## Task to carry out
Output every record word for word.

(Excerpt from a dataset)
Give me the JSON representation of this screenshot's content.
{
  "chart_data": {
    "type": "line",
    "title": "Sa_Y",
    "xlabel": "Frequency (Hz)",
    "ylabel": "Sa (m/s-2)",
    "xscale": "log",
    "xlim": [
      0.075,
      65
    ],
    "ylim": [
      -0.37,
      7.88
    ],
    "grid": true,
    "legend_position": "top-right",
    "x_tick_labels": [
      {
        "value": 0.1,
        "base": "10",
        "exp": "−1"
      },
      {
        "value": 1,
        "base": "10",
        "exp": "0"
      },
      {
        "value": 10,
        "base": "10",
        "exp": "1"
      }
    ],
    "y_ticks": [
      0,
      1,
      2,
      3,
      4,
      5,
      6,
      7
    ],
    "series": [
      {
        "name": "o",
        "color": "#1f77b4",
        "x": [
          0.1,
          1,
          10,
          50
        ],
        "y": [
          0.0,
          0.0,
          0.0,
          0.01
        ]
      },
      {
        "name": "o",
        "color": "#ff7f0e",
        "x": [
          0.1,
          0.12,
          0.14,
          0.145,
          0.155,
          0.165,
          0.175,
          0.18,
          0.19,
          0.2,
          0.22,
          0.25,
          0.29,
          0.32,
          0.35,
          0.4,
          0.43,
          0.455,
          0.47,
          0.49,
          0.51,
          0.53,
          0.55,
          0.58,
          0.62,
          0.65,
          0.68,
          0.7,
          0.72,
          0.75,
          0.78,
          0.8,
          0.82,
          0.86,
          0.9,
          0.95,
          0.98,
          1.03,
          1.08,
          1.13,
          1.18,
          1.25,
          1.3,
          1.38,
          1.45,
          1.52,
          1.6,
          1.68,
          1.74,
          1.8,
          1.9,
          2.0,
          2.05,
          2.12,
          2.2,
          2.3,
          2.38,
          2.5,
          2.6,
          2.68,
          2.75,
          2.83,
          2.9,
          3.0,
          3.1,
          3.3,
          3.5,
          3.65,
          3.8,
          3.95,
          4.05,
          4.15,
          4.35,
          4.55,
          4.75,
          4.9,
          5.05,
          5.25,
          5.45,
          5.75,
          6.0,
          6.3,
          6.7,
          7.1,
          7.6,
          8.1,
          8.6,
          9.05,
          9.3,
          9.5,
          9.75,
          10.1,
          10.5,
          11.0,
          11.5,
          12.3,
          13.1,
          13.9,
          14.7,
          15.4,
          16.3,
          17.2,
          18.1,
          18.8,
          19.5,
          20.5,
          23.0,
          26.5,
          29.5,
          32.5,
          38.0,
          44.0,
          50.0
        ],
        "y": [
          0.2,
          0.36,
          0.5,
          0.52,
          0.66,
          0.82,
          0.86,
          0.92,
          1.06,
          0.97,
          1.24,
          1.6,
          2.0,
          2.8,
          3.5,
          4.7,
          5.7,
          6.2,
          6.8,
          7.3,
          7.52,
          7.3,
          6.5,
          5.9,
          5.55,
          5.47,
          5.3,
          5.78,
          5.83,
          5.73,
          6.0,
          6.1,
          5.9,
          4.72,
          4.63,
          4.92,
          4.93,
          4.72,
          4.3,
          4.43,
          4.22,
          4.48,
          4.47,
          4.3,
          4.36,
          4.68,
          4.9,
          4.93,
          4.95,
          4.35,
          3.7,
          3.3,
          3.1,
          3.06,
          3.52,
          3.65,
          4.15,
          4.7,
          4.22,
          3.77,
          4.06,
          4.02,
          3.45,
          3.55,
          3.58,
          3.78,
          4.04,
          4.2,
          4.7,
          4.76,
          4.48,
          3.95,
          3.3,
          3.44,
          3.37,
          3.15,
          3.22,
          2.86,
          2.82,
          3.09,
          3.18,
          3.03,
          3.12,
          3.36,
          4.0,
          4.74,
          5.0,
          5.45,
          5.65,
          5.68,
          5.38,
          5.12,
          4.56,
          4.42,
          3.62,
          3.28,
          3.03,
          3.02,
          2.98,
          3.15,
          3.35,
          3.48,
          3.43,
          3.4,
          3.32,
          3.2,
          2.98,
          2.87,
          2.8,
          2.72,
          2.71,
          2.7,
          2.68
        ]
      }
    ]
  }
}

## Task result
Give me the JSON representation of this screenshot's content.
{
  "chart_data": {
    "type": "line",
    "title": "Sa_Y",
    "xlabel": "Frequency (Hz)",
    "ylabel": "Sa (m/s-2)",
    "xscale": "log",
    "xlim": [
      0.075,
      65
    ],
    "ylim": [
      -0.37,
      7.88
    ],
    "grid": true,
    "legend_position": "top-right",
    "x_tick_labels": [
      {
        "value": 0.1,
        "base": "10",
        "exp": "−1"
      },
      {
        "value": 1,
        "base": "10",
        "exp": "0"
      },
      {
        "value": 10,
        "base": "10",
        "exp": "1"
      }
    ],
    "y_ticks": [
      0,
      1,
      2,
      3,
      4,
      5,
      6,
      7
    ],
    "series": [
      {
        "name": "o",
        "color": "#1f77b4",
        "x": [
          0.1,
          1,
          10,
          50
        ],
        "y": [
          0.0,
          0.0,
          0.0,
          0.01
        ]
      },
      {
        "name": "o",
        "color": "#ff7f0e",
        "x": [
          0.1,
          0.12,
          0.14,
          0.145,
          0.155,
          0.165,
          0.175,
          0.18,
          0.19,
          0.2,
          0.22,
          0.25,
          0.29,
          0.32,
          0.35,
          0.4,
          0.43,
          0.455,
          0.47,
          0.49,
          0.51,
          0.53,
          0.55,
          0.58,
          0.62,
          0.65,
          0.68,
          0.7,
          0.72,
          0.75,
          0.78,
          0.8,
          0.82,
          0.86,
          0.9,
          0.95,
          0.98,
          1.03,
          1.08,
          1.13,
          1.18,
          1.25,
          1.3,
          1.38,
          1.45,
          1.52,
          1.6,
          1.68,
          1.74,
          1.8,
          1.9,
          2.0,
          2.05,
          2.12,
          2.2,
          2.3,
          2.38,
          2.5,
          2.6,
          2.68,
          2.75,
          2.83,
          2.9,
          3.0,
          3.1,
          3.3,
          3.5,
          3.65,
          3.8,
          3.95,
          4.05,
          4.15,
          4.35,
          4.55,
          4.75,
          4.9,
          5.05,
          5.25,
          5.45,
          5.75,
          6.0,
          6.3,
          6.7,
          7.1,
          7.6,
          8.1,
          8.6,
          9.05,
          9.3,
          9.5,
          9.75,
          10.1,
          10.5,
          11.0,
          11.5,
          12.3,
          13.1,
          13.9,
          14.7,
          15.4,
          16.3,
          17.2,
          18.1,
          18.8,
          19.5,
          20.5,
          23.0,
          26.5,
          29.5,
          32.5,
          38.0,
          44.0,
          50.0
        ],
        "y": [
          0.2,
          0.36,
          0.5,
          0.52,
          0.66,
          0.82,
          0.86,
          0.92,
          1.06,
          0.97,
          1.24,
          1.6,
          2.0,
          2.8,
          3.5,
          4.7,
          5.7,
          6.2,
          6.8,
          7.3,
          7.52,
          7.3,
          6.5,
          5.9,
          5.55,
          5.47,
          5.3,
          5.78,
          5.83,
          5.73,
          6.0,
          6.1,
          5.9,
          4.72,
          4.63,
          4.92,
          4.93,
          4.72,
          4.3,
          4.43,
          4.22,
          4.48,
          4.47,
          4.3,
          4.36,
          4.68,
          4.9,
          4.93,
          4.95,
          4.35,
          3.7,
          3.3,
          3.1,
          3.06,
          3.52,
          3.65,
          4.15,
          4.7,
          4.22,
          3.77,
          4.06,
          4.02,
          3.45,
          3.55,
          3.58,
          3.78,
          4.04,
          4.2,
          4.7,
          4.76,
          4.48,
          3.95,
          3.3,
          3.44,
          3.37,
          3.15,
          3.22,
          2.86,
          2.82,
          3.09,
          3.18,
          3.03,
          3.12,
          3.36,
          4.0,
          4.74,
          5.0,
          5.45,
          5.65,
          5.68,
          5.38,
          5.12,
          4.56,
          4.42,
          3.62,
          3.28,
          3.03,
          3.02,
          2.98,
          3.15,
          3.35,
          3.48,
          3.43,
          3.4,
          3.32,
          3.2,
          2.98,
          2.87,
          2.8,
          2.72,
          2.71,
          2.7,
          2.68
        ]
      }
    ]
  }
}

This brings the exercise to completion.